_DATA SUPPLIED_

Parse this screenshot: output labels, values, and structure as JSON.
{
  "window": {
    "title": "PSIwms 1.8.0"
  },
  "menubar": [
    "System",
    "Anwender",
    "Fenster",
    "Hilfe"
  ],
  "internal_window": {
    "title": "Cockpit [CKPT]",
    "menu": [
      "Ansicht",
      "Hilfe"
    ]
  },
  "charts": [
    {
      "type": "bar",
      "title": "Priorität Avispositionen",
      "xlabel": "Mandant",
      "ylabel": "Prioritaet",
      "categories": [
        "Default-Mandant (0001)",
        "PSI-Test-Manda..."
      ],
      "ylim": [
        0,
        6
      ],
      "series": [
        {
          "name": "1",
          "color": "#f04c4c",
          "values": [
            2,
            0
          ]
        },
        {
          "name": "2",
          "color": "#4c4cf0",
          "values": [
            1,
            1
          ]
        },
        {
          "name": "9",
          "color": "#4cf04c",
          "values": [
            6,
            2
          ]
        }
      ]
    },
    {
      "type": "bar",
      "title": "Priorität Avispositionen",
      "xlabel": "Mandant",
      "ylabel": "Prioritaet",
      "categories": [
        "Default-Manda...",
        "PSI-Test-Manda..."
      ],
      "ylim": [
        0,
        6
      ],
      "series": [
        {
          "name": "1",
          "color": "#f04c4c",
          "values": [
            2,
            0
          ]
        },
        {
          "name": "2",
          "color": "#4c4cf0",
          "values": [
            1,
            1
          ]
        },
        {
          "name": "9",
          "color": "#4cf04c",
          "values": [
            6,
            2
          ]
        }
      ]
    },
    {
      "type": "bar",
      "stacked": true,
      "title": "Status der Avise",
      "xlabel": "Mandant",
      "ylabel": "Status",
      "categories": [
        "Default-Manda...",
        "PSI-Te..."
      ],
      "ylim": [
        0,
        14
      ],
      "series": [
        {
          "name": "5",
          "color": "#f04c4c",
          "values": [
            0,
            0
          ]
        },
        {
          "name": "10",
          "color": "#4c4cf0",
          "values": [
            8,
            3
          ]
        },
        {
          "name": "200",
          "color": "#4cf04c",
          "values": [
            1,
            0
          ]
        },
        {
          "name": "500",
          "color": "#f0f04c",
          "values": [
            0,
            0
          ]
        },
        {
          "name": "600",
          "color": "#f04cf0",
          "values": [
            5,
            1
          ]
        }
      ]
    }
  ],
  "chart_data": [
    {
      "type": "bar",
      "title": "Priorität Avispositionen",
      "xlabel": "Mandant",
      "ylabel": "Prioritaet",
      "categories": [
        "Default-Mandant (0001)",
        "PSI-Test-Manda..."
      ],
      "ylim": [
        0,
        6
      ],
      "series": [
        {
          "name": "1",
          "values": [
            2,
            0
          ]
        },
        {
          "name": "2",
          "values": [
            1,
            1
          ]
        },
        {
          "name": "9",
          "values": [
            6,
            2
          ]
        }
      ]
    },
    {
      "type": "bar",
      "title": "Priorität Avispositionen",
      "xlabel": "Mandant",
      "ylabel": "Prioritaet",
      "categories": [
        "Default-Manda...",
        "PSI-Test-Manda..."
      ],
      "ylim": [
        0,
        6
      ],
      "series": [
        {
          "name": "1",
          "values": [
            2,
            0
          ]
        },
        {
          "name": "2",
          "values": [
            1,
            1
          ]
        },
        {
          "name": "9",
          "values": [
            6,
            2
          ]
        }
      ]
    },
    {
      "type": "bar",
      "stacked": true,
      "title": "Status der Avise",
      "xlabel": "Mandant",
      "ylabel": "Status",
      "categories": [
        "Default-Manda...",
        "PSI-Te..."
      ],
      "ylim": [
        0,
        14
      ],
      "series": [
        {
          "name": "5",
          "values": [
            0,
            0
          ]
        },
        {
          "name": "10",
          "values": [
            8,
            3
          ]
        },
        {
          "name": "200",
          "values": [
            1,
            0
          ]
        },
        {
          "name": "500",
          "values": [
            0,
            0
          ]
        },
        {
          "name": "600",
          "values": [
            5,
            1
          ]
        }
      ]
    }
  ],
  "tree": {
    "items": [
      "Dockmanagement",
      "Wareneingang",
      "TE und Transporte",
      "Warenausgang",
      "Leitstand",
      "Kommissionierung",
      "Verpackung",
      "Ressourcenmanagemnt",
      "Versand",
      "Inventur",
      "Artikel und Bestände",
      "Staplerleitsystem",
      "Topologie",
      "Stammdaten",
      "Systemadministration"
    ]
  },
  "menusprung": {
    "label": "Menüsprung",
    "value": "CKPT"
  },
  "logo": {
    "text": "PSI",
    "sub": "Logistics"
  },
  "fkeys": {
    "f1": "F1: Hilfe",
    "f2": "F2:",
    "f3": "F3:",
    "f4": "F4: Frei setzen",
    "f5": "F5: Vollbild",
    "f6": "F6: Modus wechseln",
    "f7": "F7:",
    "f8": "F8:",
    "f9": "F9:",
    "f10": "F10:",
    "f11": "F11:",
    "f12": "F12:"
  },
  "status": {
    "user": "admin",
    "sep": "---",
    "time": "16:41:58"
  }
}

_GIVEN PROBLEM_
Print all of the entries exactly as they are written.

_TASK ANSWER_
Parse this screenshot: output labels, values, and structure as JSON.
{
  "window": {
    "title": "PSIwms 1.8.0"
  },
  "menubar": [
    "System",
    "Anwender",
    "Fenster",
    "Hilfe"
  ],
  "internal_window": {
    "title": "Cockpit [CKPT]",
    "menu": [
      "Ansicht",
      "Hilfe"
    ]
  },
  "charts": [
    {
      "type": "bar",
      "title": "Priorität Avispositionen",
      "xlabel": "Mandant",
      "ylabel": "Prioritaet",
      "categories": [
        "Default-Mandant (0001)",
        "PSI-Test-Manda..."
      ],
      "ylim": [
        0,
        6
      ],
      "series": [
        {
          "name": "1",
          "color": "#f04c4c",
          "values": [
            2,
            0
          ]
        },
        {
          "name": "2",
          "color": "#4c4cf0",
          "values": [
            1,
            1
          ]
        },
        {
          "name": "9",
          "color": "#4cf04c",
          "values": [
            6,
            2
          ]
        }
      ]
    },
    {
      "type": "bar",
      "title": "Priorität Avispositionen",
      "xlabel": "Mandant",
      "ylabel": "Prioritaet",
      "categories": [
        "Default-Manda...",
        "PSI-Test-Manda..."
      ],
      "ylim": [
        0,
        6
      ],
      "series": [
        {
          "name": "1",
          "color": "#f04c4c",
          "values": [
            2,
            0
          ]
        },
        {
          "name": "2",
          "color": "#4c4cf0",
          "values": [
            1,
            1
          ]
        },
        {
          "name": "9",
          "color": "#4cf04c",
          "values": [
            6,
            2
          ]
        }
      ]
    },
    {
      "type": "bar",
      "stacked": true,
      "title": "Status der Avise",
      "xlabel": "Mandant",
      "ylabel": "Status",
      "categories": [
        "Default-Manda...",
        "PSI-Te..."
      ],
      "ylim": [
        0,
        14
      ],
      "series": [
        {
          "name": "5",
          "color": "#f04c4c",
          "values": [
            0,
            0
          ]
        },
        {
          "name": "10",
          "color": "#4c4cf0",
          "values": [
            8,
            3
          ]
        },
        {
          "name": "200",
          "color": "#4cf04c",
          "values": [
            1,
            0
          ]
        },
        {
          "name": "500",
          "color": "#f0f04c",
          "values": [
            0,
            0
          ]
        },
        {
          "name": "600",
          "color": "#f04cf0",
          "values": [
            5,
            1
          ]
        }
      ]
    }
  ],
  "chart_data": [
    {
      "type": "bar",
      "title": "Priorität Avispositionen",
      "xlabel": "Mandant",
      "ylabel": "Prioritaet",
      "categories": [
        "Default-Mandant (0001)",
        "PSI-Test-Manda..."
      ],
      "ylim": [
        0,
        6
      ],
      "series": [
        {
          "name": "1",
          "values": [
            2,
            0
          ]
        },
        {
          "name": "2",
          "values": [
            1,
            1
          ]
        },
        {
          "name": "9",
          "values": [
            6,
            2
          ]
        }
      ]
    },
    {
      "type": "bar",
      "title": "Priorität Avispositionen",
      "xlabel": "Mandant",
      "ylabel": "Prioritaet",
      "categories": [
        "Default-Manda...",
        "PSI-Test-Manda..."
      ],
      "ylim": [
        0,
        6
      ],
      "series": [
        {
          "name": "1",
          "values": [
            2,
            0
          ]
        },
        {
          "name": "2",
          "values": [
            1,
            1
          ]
        },
        {
          "name": "9",
          "values": [
            6,
            2
          ]
        }
      ]
    },
    {
      "type": "bar",
      "stacked": true,
      "title": "Status der Avise",
      "xlabel": "Mandant",
      "ylabel": "Status",
      "categories": [
        "Default-Manda...",
        "PSI-Te..."
      ],
      "ylim": [
        0,
        14
      ],
      "series": [
        {
          "name": "5",
          "values": [
            0,
            0
          ]
        },
        {
          "name": "10",
          "values": [
            8,
            3
          ]
        },
        {
          "name": "200",
          "values": [
            1,
            0
          ]
        },
        {
          "name": "500",
          "values": [
            0,
            0
          ]
        },
        {
          "name": "600",
          "values": [
            5,
            1
          ]
        }
      ]
    }
  ],
  "tree": {
    "items": [
      "Dockmanagement",
      "Wareneingang",
      "TE und Transporte",
      "Warenausgang",
      "Leitstand",
      "Kommissionierung",
      "Verpackung",
      "Ressourcenmanagemnt",
      "Versand",
      "Inventur",
      "Artikel und Bestände",
      "Staplerleitsystem",
      "Topologie",
      "Stammdaten",
      "Systemadministration"
    ]
  },
  "menusprung": {
    "label": "Menüsprung",
    "value": "CKPT"
  },
  "logo": {
    "text": "PSI",
    "sub": "Logistics"
  },
  "fkeys": {
    "f1": "F1: Hilfe",
    "f2": "F2:",
    "f3": "F3:",
    "f4": "F4: Frei setzen",
    "f5": "F5: Vollbild",
    "f6": "F6: Modus wechseln",
    "f7": "F7:",
    "f8": "F8:",
    "f9": "F9:",
    "f10": "F10:",
    "f11": "F11:",
    "f12": "F12:"
  },
  "status": {
    "user": "admin",
    "sep": "---",
    "time": "16:41:58"
  }
}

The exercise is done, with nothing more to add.